## Instructions to follow
Leave out the pictures and copy everything else in the entries exactly.

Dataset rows
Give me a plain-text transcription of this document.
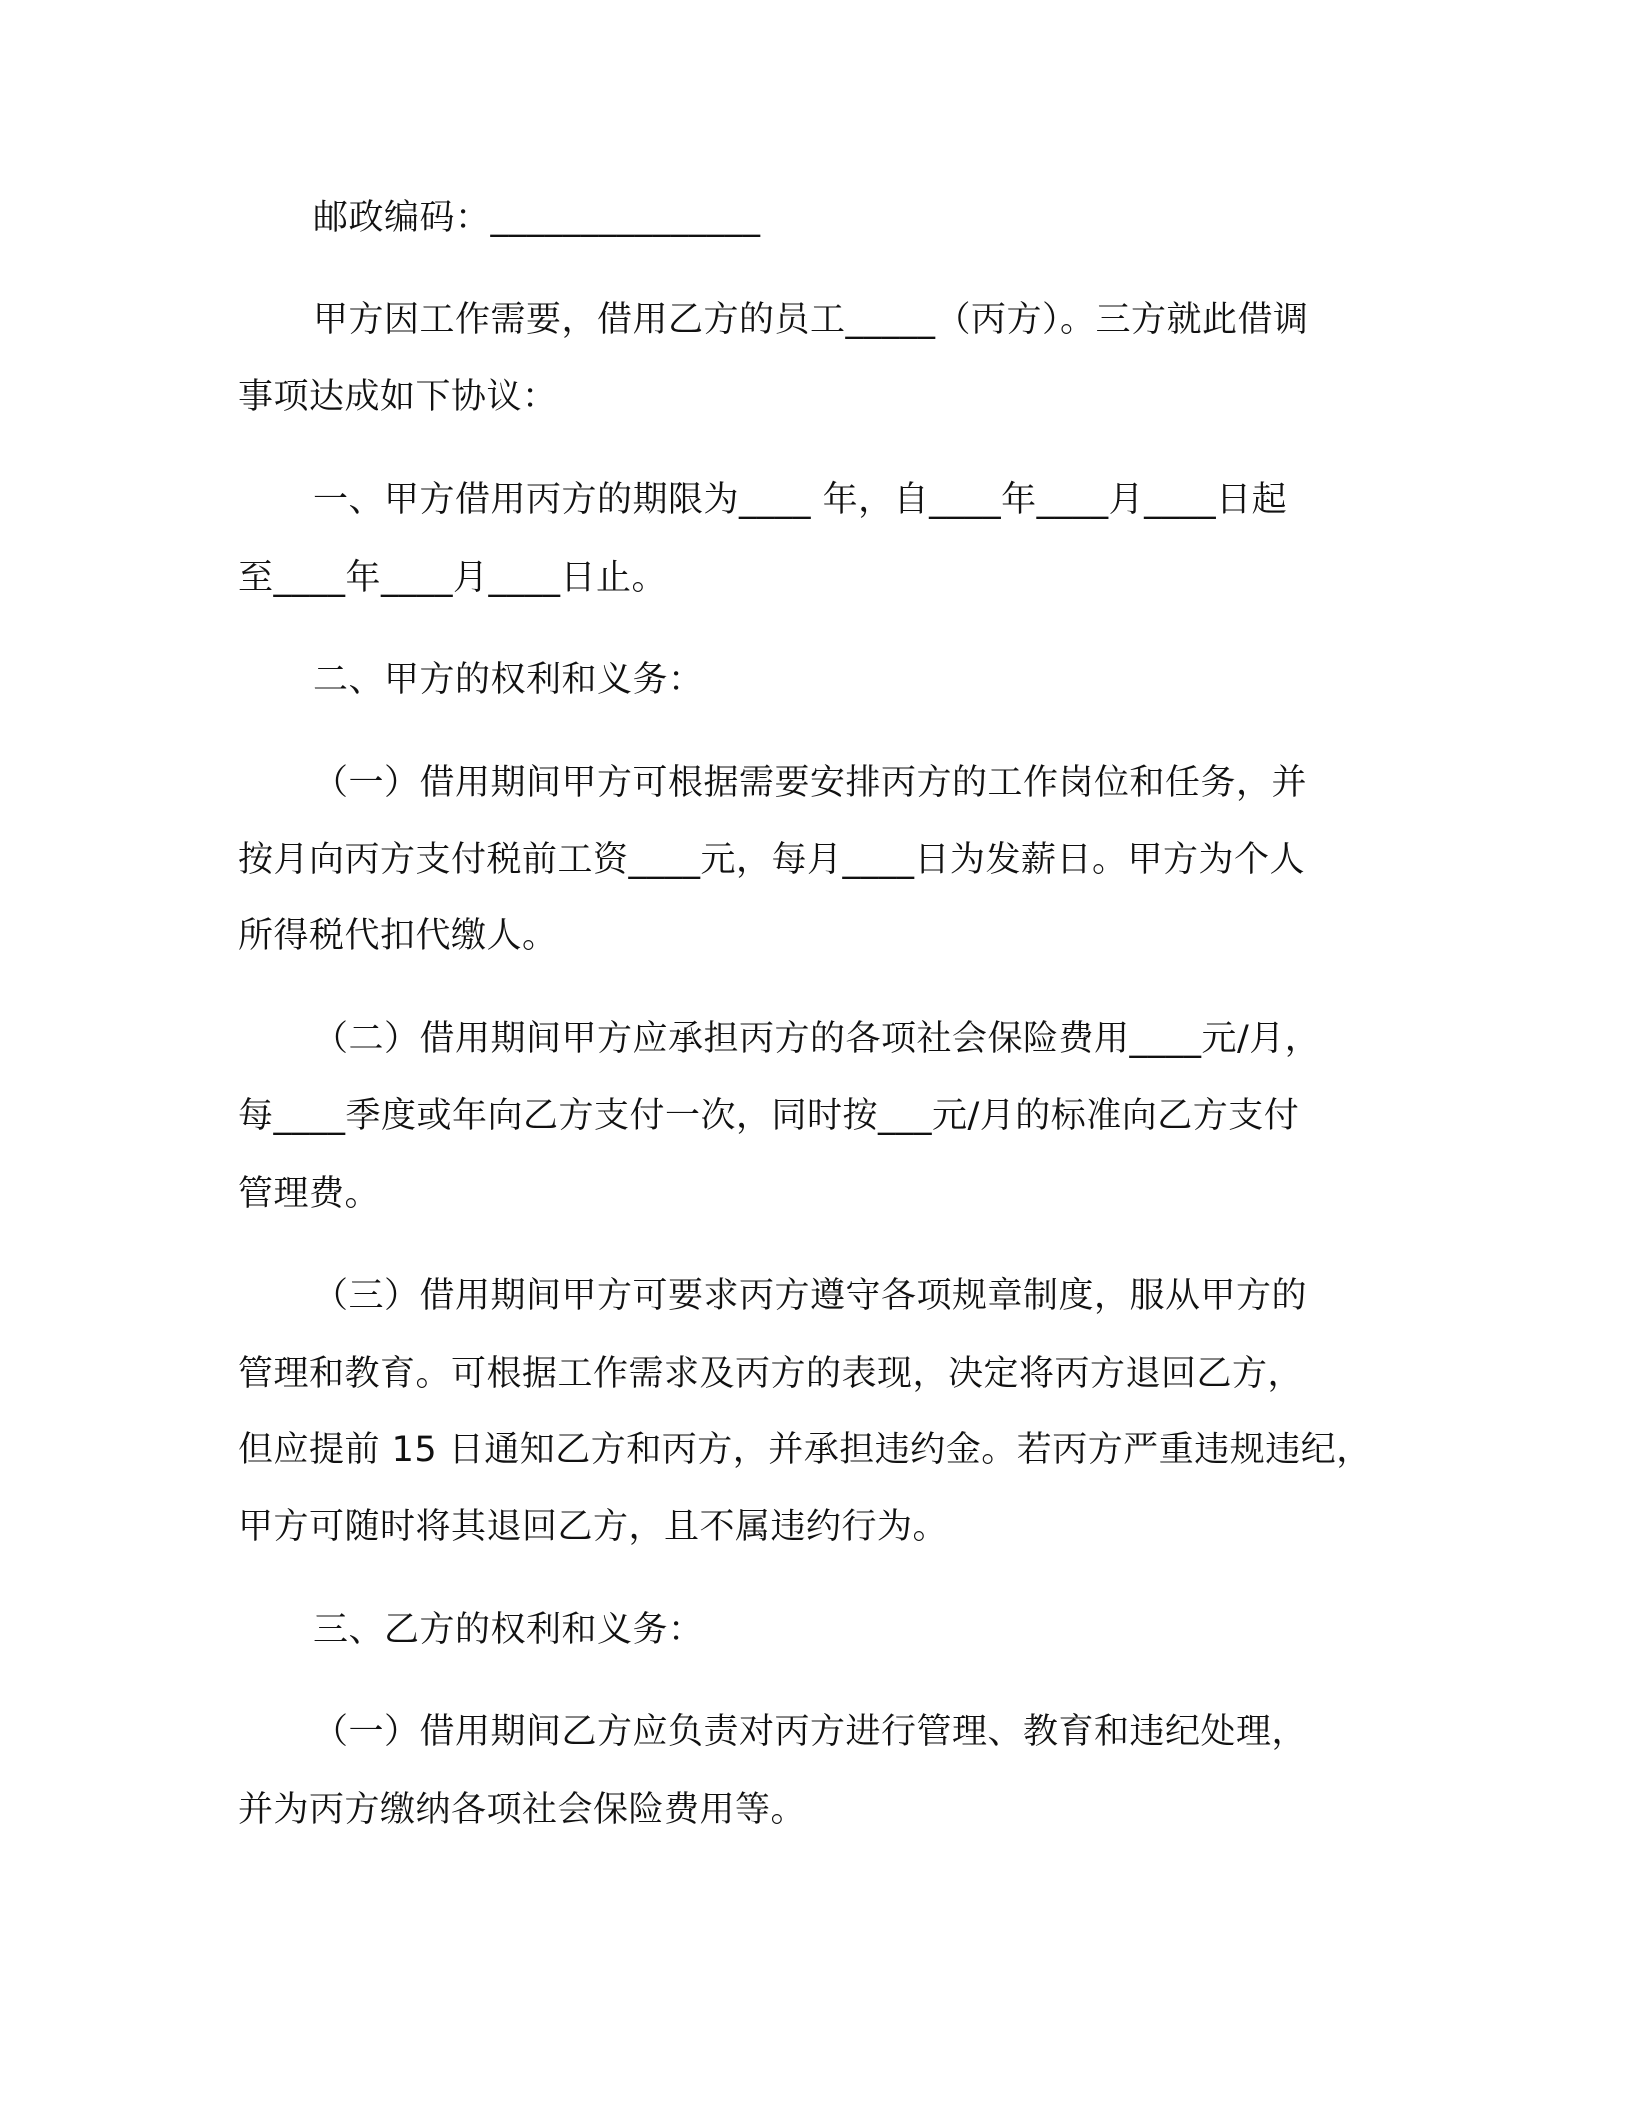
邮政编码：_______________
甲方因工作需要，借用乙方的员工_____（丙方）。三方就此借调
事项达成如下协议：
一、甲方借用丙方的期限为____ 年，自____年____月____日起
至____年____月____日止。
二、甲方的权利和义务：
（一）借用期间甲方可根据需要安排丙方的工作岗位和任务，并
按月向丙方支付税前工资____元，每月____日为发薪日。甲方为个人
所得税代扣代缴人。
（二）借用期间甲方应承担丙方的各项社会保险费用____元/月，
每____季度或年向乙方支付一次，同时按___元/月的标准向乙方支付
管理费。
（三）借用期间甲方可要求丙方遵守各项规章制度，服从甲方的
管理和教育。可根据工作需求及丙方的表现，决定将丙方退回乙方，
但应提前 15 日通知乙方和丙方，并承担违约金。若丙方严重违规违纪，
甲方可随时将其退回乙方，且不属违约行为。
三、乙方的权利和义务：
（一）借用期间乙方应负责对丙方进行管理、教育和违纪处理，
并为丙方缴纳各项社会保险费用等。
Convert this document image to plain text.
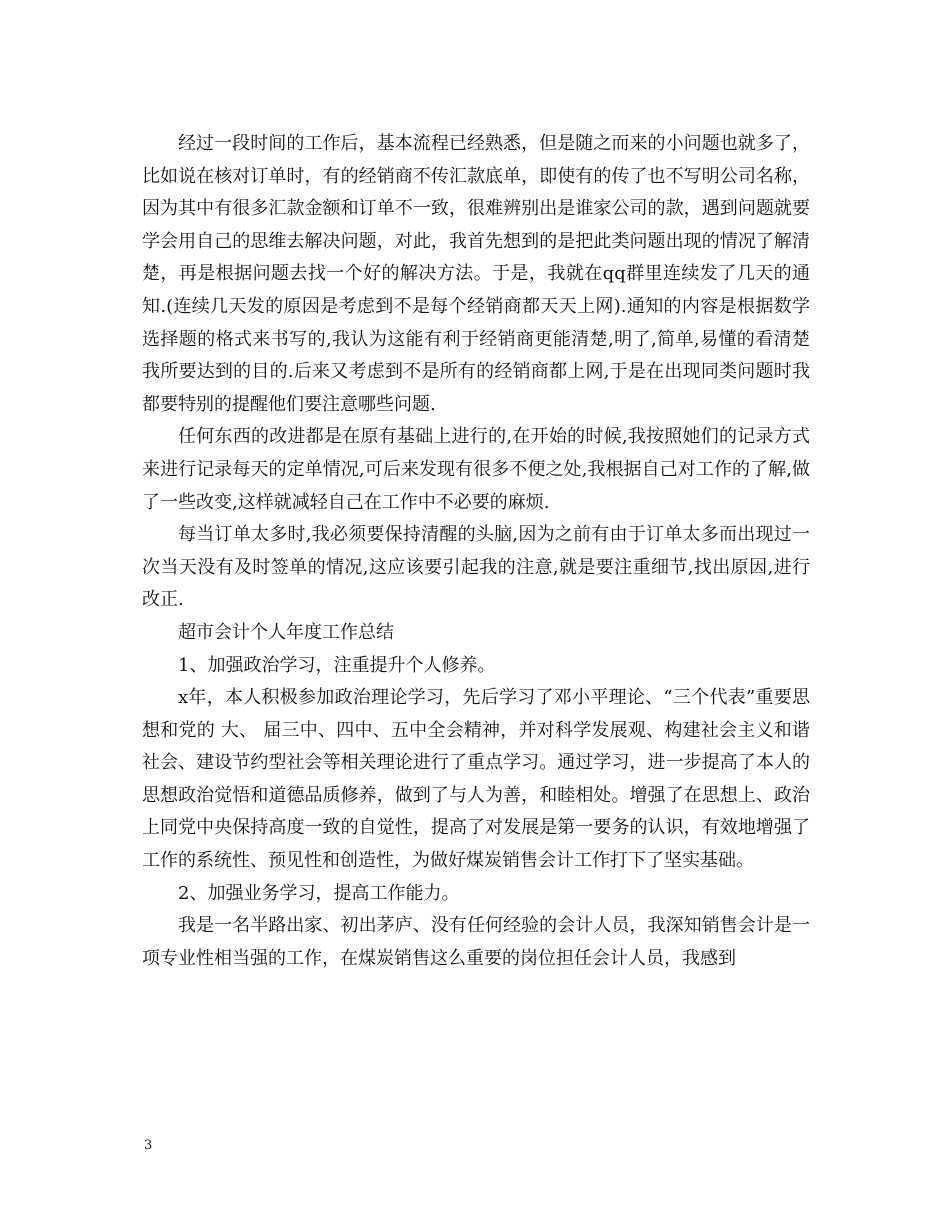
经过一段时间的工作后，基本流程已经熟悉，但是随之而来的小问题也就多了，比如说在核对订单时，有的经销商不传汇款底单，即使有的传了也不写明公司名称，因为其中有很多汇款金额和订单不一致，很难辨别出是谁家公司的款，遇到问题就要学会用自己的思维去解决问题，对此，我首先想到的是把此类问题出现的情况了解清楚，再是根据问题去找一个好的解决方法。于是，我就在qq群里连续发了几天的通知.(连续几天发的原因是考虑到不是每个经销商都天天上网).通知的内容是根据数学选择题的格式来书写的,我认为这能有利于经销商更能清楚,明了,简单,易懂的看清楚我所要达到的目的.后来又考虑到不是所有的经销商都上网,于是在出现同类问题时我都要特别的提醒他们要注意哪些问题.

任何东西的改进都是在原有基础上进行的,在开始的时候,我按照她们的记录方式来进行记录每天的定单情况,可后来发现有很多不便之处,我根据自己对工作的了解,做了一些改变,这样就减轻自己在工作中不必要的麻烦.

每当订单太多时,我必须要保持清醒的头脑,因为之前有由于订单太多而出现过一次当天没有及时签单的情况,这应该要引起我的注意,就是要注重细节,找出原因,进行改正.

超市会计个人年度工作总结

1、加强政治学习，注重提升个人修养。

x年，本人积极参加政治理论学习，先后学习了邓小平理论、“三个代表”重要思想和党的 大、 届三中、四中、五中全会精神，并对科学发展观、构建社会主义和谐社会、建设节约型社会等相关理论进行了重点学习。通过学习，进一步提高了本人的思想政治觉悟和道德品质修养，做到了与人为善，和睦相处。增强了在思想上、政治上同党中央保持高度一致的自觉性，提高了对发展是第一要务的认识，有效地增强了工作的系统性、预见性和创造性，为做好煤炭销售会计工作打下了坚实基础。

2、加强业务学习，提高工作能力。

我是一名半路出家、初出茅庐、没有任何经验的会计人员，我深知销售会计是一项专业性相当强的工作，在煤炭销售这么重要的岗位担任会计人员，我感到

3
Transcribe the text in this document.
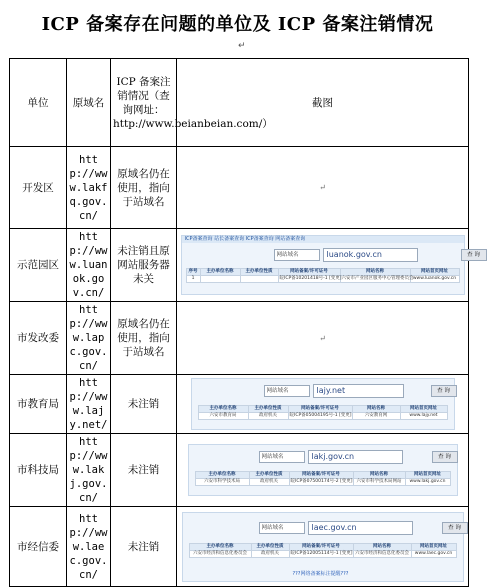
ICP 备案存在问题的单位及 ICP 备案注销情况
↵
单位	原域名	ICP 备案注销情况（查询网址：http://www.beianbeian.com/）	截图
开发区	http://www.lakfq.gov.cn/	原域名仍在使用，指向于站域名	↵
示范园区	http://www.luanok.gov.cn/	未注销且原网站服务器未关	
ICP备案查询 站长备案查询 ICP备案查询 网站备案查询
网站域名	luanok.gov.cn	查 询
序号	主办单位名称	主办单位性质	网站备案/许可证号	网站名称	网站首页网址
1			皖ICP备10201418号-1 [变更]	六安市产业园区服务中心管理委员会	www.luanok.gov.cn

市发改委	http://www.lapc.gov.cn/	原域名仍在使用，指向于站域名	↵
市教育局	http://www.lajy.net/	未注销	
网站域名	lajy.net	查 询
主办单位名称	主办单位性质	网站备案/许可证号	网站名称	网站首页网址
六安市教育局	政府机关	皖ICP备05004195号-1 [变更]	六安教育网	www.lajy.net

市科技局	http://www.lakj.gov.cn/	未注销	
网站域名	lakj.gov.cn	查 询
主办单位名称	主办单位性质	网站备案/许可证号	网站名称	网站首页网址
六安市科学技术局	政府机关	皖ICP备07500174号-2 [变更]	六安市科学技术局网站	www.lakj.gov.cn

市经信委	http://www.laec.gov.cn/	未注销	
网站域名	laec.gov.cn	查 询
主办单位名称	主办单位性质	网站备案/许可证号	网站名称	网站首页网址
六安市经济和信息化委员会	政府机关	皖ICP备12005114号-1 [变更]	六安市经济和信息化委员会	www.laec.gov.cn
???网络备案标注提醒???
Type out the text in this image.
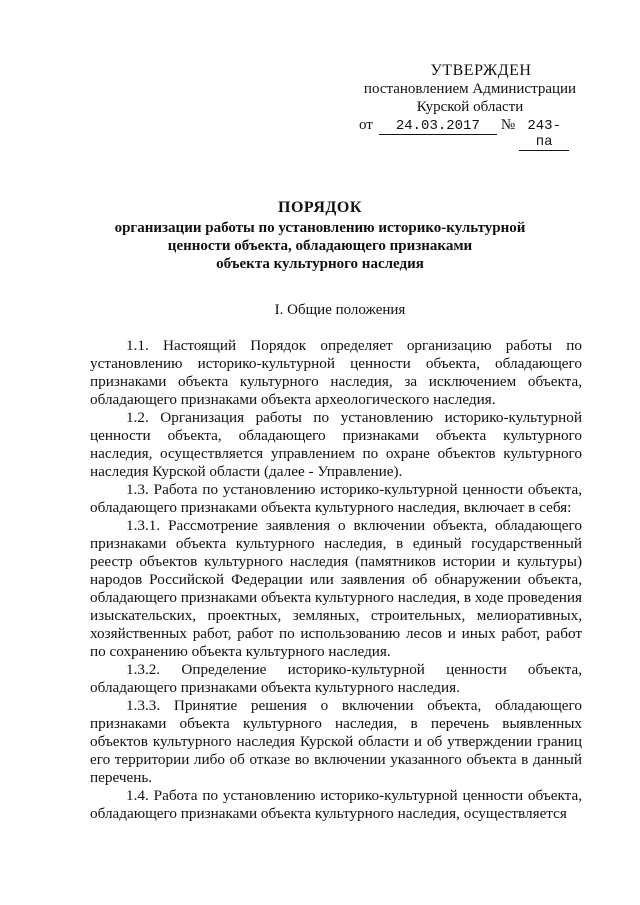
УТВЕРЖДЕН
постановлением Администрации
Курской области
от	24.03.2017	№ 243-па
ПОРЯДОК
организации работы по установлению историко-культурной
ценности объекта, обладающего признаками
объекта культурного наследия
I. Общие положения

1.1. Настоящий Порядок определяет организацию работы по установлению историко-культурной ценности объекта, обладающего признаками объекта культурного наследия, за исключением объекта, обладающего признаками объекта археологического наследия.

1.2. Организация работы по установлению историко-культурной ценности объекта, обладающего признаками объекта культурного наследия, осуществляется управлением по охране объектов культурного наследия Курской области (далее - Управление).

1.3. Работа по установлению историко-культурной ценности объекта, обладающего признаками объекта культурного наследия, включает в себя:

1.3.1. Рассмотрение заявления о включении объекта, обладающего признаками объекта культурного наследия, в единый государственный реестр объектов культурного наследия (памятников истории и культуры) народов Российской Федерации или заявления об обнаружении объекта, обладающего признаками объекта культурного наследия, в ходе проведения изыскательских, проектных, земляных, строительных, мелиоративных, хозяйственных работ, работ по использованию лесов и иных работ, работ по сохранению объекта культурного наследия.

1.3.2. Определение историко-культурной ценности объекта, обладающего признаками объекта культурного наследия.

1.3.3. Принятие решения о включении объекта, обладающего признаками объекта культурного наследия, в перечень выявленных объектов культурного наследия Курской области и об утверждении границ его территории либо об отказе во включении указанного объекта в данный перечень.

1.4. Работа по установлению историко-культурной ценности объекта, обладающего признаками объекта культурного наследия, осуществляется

## Correct answer
Give me a plain-text transcription of this document.
邮政编码：_______________
甲方因工作需要，借用乙方的员工_____（丙方）。三方就此借调
事项达成如下协议：
一、甲方借用丙方的期限为____ 年，自____年____月____日起
至____年____月____日止。
二、甲方的权利和义务：
（一）借用期间甲方可根据需要安排丙方的工作岗位和任务，并
按月向丙方支付税前工资____元，每月____日为发薪日。甲方为个人
所得税代扣代缴人。
（二）借用期间甲方应承担丙方的各项社会保险费用____元/月，
每____季度或年向乙方支付一次，同时按___元/月的标准向乙方支付
管理费。
（三）借用期间甲方可要求丙方遵守各项规章制度，服从甲方的
管理和教育。可根据工作需求及丙方的表现，决定将丙方退回乙方，
但应提前 15 日通知乙方和丙方，并承担违约金。若丙方严重违规违纪，
甲方可随时将其退回乙方，且不属违约行为。
三、乙方的权利和义务：
（一）借用期间乙方应负责对丙方进行管理、教育和违纪处理，
并为丙方缴纳各项社会保险费用等。
Convert this document image to plain text.
经过一段时间的工作后，基本流程已经熟悉，但是随之而来的小问题也就多了，比如说在核对订单时，有的经销商不传汇款底单，即使有的传了也不写明公司名称，因为其中有很多汇款金额和订单不一致，很难辨别出是谁家公司的款，遇到问题就要学会用自己的思维去解决问题，对此，我首先想到的是把此类问题出现的情况了解清楚，再是根据问题去找一个好的解决方法。于是，我就在qq群里连续发了几天的通知.(连续几天发的原因是考虑到不是每个经销商都天天上网).通知的内容是根据数学选择题的格式来书写的,我认为这能有利于经销商更能清楚,明了,简单,易懂的看清楚我所要达到的目的.后来又考虑到不是所有的经销商都上网,于是在出现同类问题时我都要特别的提醒他们要注意哪些问题.

任何东西的改进都是在原有基础上进行的,在开始的时候,我按照她们的记录方式来进行记录每天的定单情况,可后来发现有很多不便之处,我根据自己对工作的了解,做了一些改变,这样就减轻自己在工作中不必要的麻烦.

每当订单太多时,我必须要保持清醒的头脑,因为之前有由于订单太多而出现过一次当天没有及时签单的情况,这应该要引起我的注意,就是要注重细节,找出原因,进行改正.

超市会计个人年度工作总结

1、加强政治学习，注重提升个人修养。

x年，本人积极参加政治理论学习，先后学习了邓小平理论、“三个代表”重要思想和党的 大、 届三中、四中、五中全会精神，并对科学发展观、构建社会主义和谐社会、建设节约型社会等相关理论进行了重点学习。通过学习，进一步提高了本人的思想政治觉悟和道德品质修养，做到了与人为善，和睦相处。增强了在思想上、政治上同党中央保持高度一致的自觉性，提高了对发展是第一要务的认识，有效地增强了工作的系统性、预见性和创造性，为做好煤炭销售会计工作打下了坚实基础。

2、加强业务学习，提高工作能力。

我是一名半路出家、初出茅庐、没有任何经验的会计人员，我深知销售会计是一项专业性相当强的工作，在煤炭销售这么重要的岗位担任会计人员，我感到

3
Transcribe the text in this document.
ICP 备案存在问题的单位及 ICP 备案注销情况
↵
单位	原域名	ICP 备案注销情况（查询网址：http://www.beianbeian.com/）	截图
开发区	http://www.lakfq.gov.cn/	原域名仍在使用，指向于站域名	↵
示范园区	http://www.luanok.gov.cn/	未注销且原网站服务器未关	
ICP备案查询 站长备案查询 ICP备案查询 网站备案查询
网站域名	luanok.gov.cn	查 询
序号	主办单位名称	主办单位性质	网站备案/许可证号	网站名称	网站首页网址
1			皖ICP备10201418号-1 [变更]	六安市产业园区服务中心管理委员会	www.luanok.gov.cn

市发改委	http://www.lapc.gov.cn/	原域名仍在使用，指向于站域名	↵
市教育局	http://www.lajy.net/	未注销	
网站域名	lajy.net	查 询
主办单位名称	主办单位性质	网站备案/许可证号	网站名称	网站首页网址
六安市教育局	政府机关	皖ICP备05004195号-1 [变更]	六安教育网	www.lajy.net

市科技局	http://www.lakj.gov.cn/	未注销	
网站域名	lakj.gov.cn	查 询
主办单位名称	主办单位性质	网站备案/许可证号	网站名称	网站首页网址
六安市科学技术局	政府机关	皖ICP备07500174号-2 [变更]	六安市科学技术局网站	www.lakj.gov.cn

市经信委	http://www.laec.gov.cn/	未注销	
网站域名	laec.gov.cn	查 询
主办单位名称	主办单位性质	网站备案/许可证号	网站名称	网站首页网址
六安市经济和信息化委员会	政府机关	皖ICP备12005114号-1 [变更]	六安市经济和信息化委员会	www.laec.gov.cn
???网络备案标注提醒???
Type out the text in this image.
УТВЕРЖДЕН
постановлением Администрации
Курской области
от	24.03.2017	№ 243-па
ПОРЯДОК
организации работы по установлению историко-культурной
ценности объекта, обладающего признаками
объекта культурного наследия
I. Общие положения

1.1. Настоящий Порядок определяет организацию работы по установлению историко-культурной ценности объекта, обладающего признаками объекта культурного наследия, за исключением объекта, обладающего признаками объекта археологического наследия.

1.2. Организация работы по установлению историко-культурной ценности объекта, обладающего признаками объекта культурного наследия, осуществляется управлением по охране объектов культурного наследия Курской области (далее - Управление).

1.3. Работа по установлению историко-культурной ценности объекта, обладающего признаками объекта культурного наследия, включает в себя:

1.3.1. Рассмотрение заявления о включении объекта, обладающего признаками объекта культурного наследия, в единый государственный реестр объектов культурного наследия (памятников истории и культуры) народов Российской Федерации или заявления об обнаружении объекта, обладающего признаками объекта культурного наследия, в ходе проведения изыскательских, проектных, земляных, строительных, мелиоративных, хозяйственных работ, работ по использованию лесов и иных работ, работ по сохранению объекта культурного наследия.

1.3.2. Определение историко-культурной ценности объекта, обладающего признаками объекта культурного наследия.

1.3.3. Принятие решения о включении объекта, обладающего признаками объекта культурного наследия, в перечень выявленных объектов культурного наследия Курской области и об утверждении границ его территории либо об отказе во включении указанного объекта в данный перечень.

1.4. Работа по установлению историко-культурной ценности объекта, обладающего признаками объекта культурного наследия, осуществляется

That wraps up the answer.